— start Data provided —
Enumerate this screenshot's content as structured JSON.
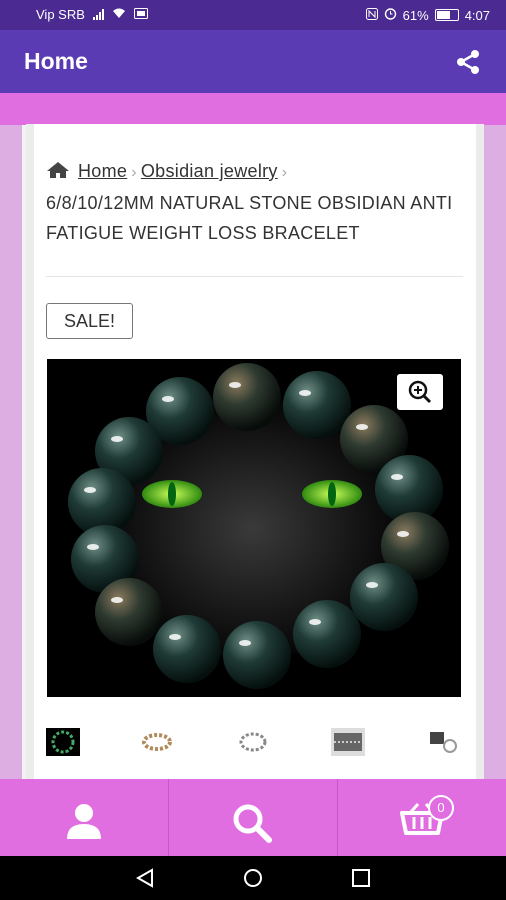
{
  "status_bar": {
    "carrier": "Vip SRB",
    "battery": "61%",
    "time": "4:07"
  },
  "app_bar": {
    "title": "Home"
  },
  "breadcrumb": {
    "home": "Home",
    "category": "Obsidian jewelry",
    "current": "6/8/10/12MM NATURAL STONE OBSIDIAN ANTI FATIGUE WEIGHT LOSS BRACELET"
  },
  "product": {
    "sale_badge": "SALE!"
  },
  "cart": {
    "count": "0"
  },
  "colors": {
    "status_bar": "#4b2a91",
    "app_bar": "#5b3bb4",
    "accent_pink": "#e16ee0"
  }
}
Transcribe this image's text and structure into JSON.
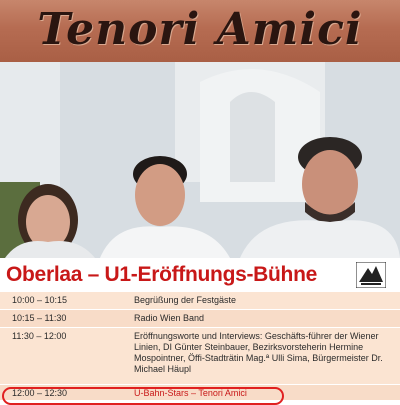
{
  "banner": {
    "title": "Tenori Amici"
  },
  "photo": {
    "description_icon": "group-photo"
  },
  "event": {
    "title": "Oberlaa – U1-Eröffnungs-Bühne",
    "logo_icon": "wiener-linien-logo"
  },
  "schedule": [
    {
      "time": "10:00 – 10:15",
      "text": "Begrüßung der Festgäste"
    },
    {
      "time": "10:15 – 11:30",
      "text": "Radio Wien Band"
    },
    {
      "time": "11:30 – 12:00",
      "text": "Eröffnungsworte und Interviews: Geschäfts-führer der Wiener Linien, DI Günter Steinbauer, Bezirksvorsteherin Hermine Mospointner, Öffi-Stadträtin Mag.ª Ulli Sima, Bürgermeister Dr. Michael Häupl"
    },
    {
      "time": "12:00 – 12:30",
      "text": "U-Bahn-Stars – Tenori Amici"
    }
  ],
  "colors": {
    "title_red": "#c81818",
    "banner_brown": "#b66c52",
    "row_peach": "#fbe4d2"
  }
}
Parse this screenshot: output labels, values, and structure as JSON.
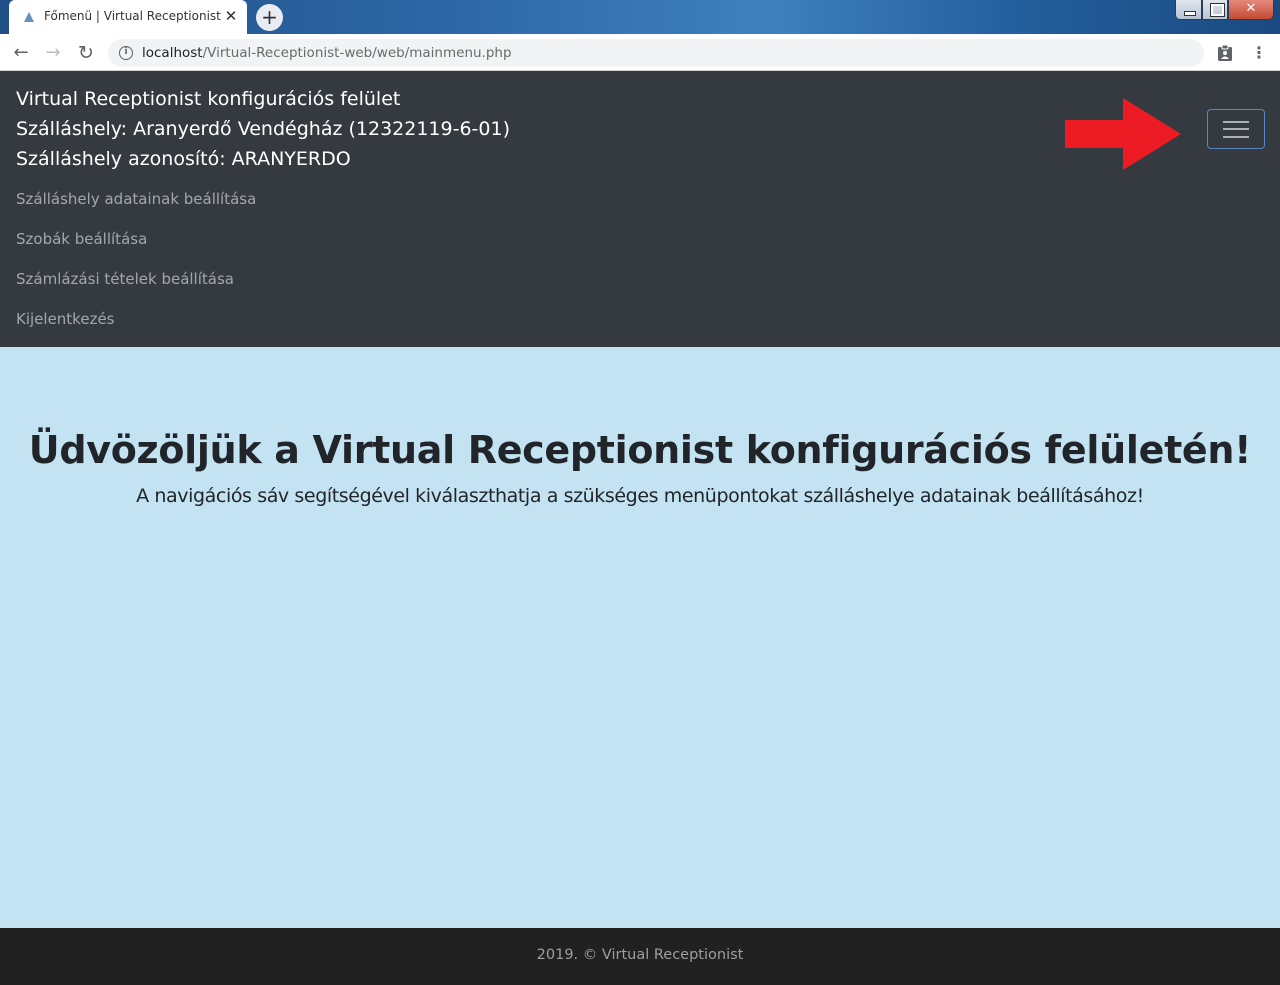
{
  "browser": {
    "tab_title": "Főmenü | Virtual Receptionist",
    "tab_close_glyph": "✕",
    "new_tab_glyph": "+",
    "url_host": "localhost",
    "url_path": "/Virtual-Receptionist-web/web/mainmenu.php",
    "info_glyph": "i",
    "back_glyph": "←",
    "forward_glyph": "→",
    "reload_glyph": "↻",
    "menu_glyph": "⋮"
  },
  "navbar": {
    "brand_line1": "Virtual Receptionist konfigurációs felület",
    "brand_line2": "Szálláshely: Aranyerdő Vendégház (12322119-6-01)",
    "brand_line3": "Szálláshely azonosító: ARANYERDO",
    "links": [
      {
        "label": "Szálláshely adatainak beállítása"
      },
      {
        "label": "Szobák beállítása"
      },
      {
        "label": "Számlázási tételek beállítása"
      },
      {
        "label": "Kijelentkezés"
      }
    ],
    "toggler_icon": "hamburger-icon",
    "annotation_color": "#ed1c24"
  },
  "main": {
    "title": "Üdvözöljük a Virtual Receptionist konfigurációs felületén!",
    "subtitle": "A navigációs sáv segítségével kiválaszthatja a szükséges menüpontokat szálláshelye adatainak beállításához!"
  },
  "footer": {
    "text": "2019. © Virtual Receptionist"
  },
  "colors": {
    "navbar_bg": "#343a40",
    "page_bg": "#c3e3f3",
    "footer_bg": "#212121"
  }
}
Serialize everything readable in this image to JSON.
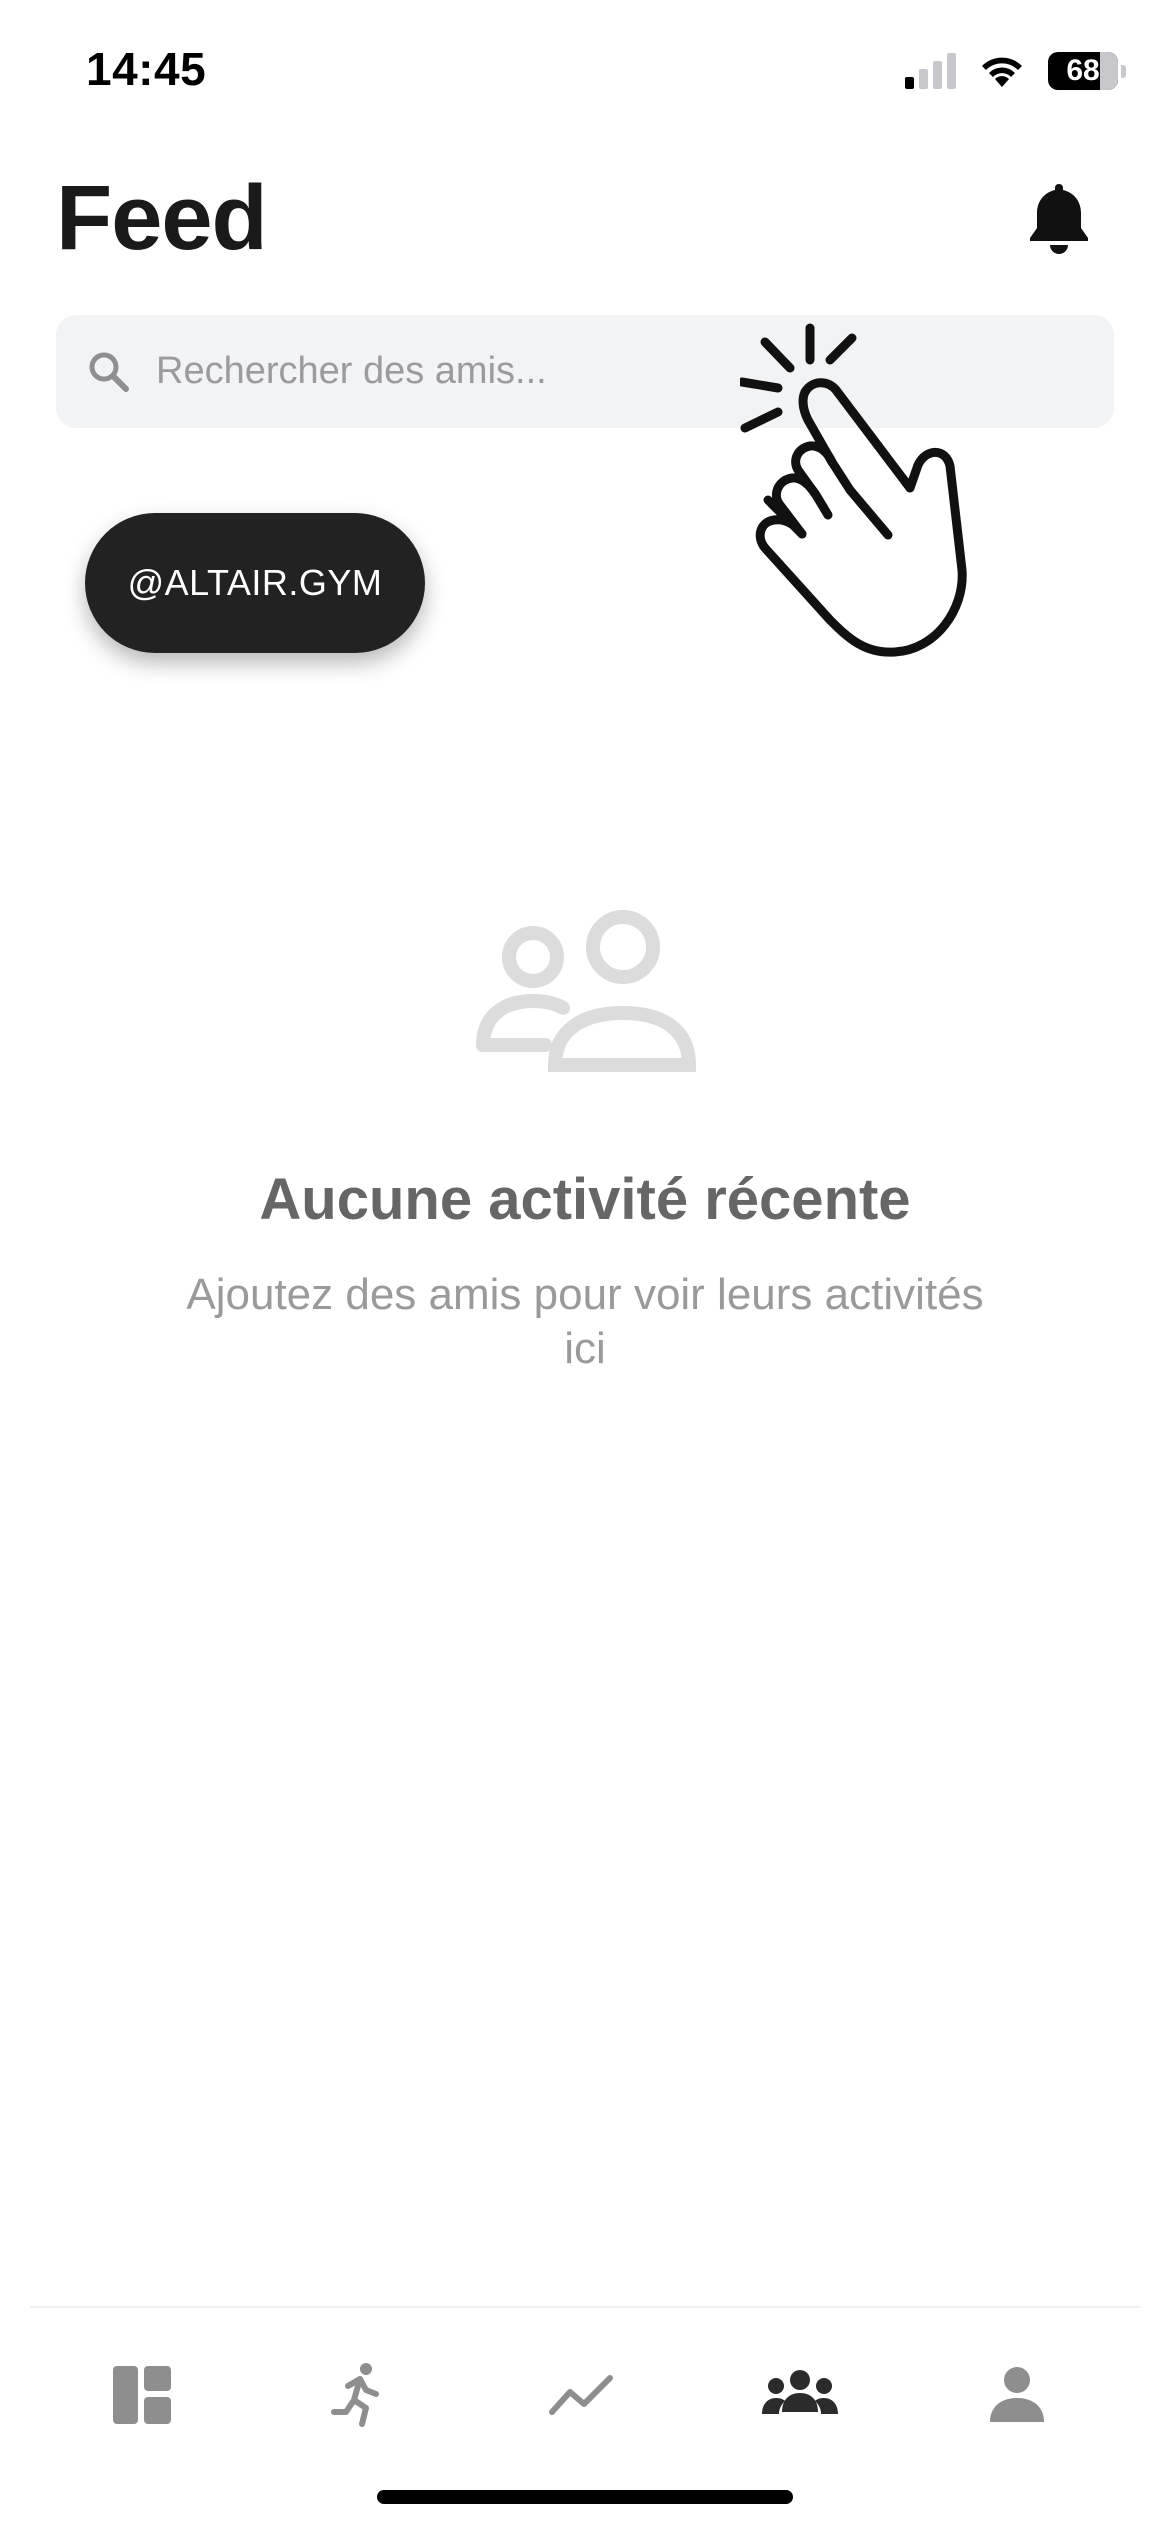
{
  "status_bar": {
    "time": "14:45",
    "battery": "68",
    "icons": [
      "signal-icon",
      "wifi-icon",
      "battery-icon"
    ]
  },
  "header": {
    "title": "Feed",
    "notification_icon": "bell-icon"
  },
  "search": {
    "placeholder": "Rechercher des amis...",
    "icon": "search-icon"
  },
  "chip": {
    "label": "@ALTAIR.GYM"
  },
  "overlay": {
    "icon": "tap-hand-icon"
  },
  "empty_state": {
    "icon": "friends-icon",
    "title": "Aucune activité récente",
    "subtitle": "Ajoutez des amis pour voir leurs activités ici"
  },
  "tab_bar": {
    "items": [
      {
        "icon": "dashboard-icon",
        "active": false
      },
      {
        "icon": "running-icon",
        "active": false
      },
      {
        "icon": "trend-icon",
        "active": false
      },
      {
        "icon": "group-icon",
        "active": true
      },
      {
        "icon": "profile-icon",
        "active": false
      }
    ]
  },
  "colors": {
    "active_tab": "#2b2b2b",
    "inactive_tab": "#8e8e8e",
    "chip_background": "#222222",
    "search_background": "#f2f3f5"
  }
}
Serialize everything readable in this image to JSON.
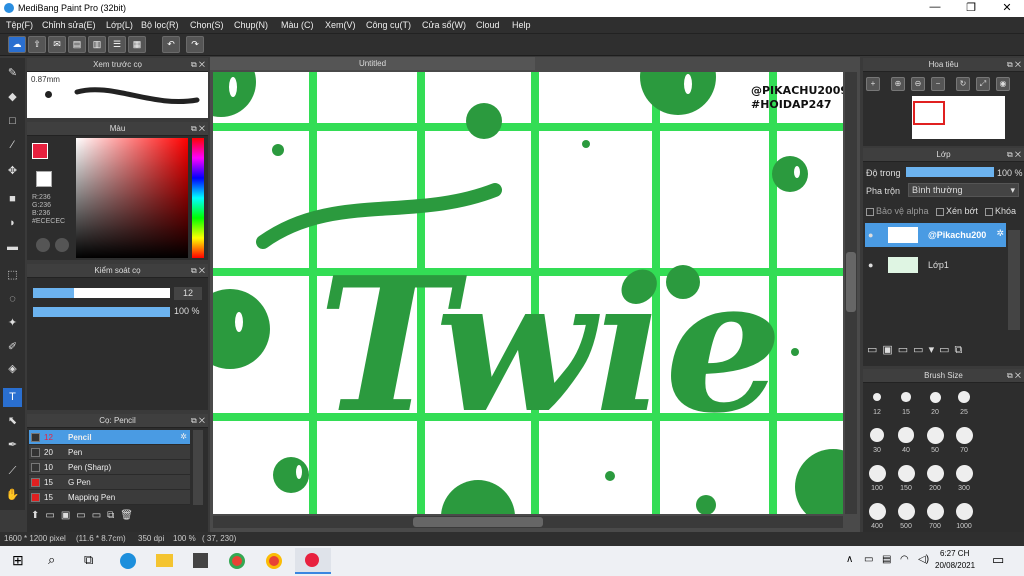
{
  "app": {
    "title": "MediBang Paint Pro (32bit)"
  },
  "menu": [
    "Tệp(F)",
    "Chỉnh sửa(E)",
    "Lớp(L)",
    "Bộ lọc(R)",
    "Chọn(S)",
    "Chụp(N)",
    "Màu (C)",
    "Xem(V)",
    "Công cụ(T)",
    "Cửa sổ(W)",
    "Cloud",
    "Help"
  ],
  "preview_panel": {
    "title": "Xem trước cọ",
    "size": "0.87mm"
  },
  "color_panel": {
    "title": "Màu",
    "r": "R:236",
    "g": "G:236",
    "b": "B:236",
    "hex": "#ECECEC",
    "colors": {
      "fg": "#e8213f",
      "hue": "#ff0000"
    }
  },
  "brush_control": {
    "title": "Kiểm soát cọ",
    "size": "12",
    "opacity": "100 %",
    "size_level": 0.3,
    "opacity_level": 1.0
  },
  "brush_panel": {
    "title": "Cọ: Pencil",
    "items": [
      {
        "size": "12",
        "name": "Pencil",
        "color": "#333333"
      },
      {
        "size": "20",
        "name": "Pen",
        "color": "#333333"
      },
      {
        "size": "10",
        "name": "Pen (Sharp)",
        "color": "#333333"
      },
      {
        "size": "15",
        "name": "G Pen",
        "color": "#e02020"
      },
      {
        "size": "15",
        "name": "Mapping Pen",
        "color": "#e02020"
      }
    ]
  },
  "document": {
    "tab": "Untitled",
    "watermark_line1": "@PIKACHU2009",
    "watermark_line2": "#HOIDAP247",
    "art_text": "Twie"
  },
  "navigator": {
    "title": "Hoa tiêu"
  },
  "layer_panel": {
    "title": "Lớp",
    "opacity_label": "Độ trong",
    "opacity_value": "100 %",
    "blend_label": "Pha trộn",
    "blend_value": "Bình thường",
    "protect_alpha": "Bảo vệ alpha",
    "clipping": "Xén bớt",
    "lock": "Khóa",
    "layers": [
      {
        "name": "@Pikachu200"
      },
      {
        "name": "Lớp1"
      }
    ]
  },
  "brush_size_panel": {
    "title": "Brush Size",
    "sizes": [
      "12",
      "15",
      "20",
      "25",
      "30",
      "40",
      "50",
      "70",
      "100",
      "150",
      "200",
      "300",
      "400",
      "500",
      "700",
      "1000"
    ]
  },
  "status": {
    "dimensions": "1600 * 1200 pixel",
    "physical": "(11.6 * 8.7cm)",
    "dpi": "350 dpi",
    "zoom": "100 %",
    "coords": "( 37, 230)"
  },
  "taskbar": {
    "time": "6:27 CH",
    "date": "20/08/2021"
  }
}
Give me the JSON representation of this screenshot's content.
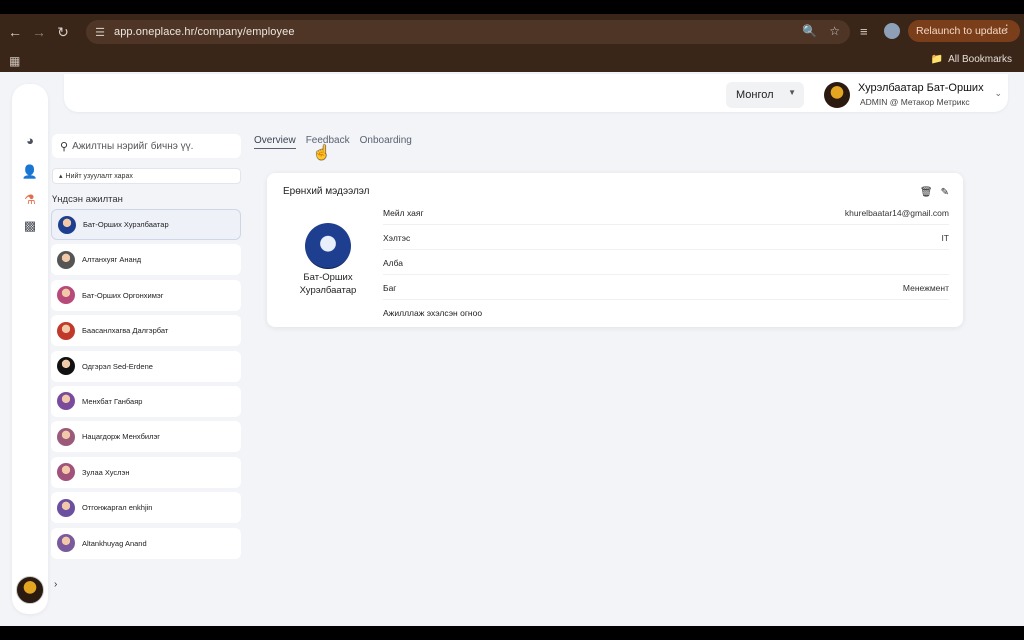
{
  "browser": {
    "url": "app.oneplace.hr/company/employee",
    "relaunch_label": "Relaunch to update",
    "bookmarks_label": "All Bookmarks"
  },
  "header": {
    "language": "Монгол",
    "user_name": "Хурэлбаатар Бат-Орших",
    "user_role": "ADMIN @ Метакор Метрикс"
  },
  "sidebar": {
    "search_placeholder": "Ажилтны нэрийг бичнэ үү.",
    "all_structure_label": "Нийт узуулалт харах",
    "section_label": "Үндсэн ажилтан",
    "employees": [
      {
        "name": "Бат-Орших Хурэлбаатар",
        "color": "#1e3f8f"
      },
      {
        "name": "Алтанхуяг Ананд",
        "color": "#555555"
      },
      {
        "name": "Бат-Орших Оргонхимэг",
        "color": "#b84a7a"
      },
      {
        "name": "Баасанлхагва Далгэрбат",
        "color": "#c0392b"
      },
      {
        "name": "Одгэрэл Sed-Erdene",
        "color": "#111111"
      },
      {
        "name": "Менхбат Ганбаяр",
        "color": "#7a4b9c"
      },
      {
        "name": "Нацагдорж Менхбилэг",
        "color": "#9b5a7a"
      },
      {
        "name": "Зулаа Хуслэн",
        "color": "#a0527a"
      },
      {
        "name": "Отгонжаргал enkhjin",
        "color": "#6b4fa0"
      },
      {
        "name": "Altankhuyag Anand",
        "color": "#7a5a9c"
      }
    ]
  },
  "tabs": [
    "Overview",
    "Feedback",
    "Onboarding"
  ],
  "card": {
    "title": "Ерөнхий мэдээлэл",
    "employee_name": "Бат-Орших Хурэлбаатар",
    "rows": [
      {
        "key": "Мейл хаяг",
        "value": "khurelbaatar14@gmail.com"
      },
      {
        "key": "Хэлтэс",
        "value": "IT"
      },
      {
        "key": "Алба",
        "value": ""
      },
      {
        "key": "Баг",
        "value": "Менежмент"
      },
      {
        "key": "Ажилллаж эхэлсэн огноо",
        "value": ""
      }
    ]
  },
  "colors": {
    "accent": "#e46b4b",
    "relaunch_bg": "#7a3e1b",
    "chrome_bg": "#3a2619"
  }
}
— end Data provided —
The exercise:
Check every line of the records above for the string "Amici" and say how many contain it, giving the number alone.

Result for this exercise:
2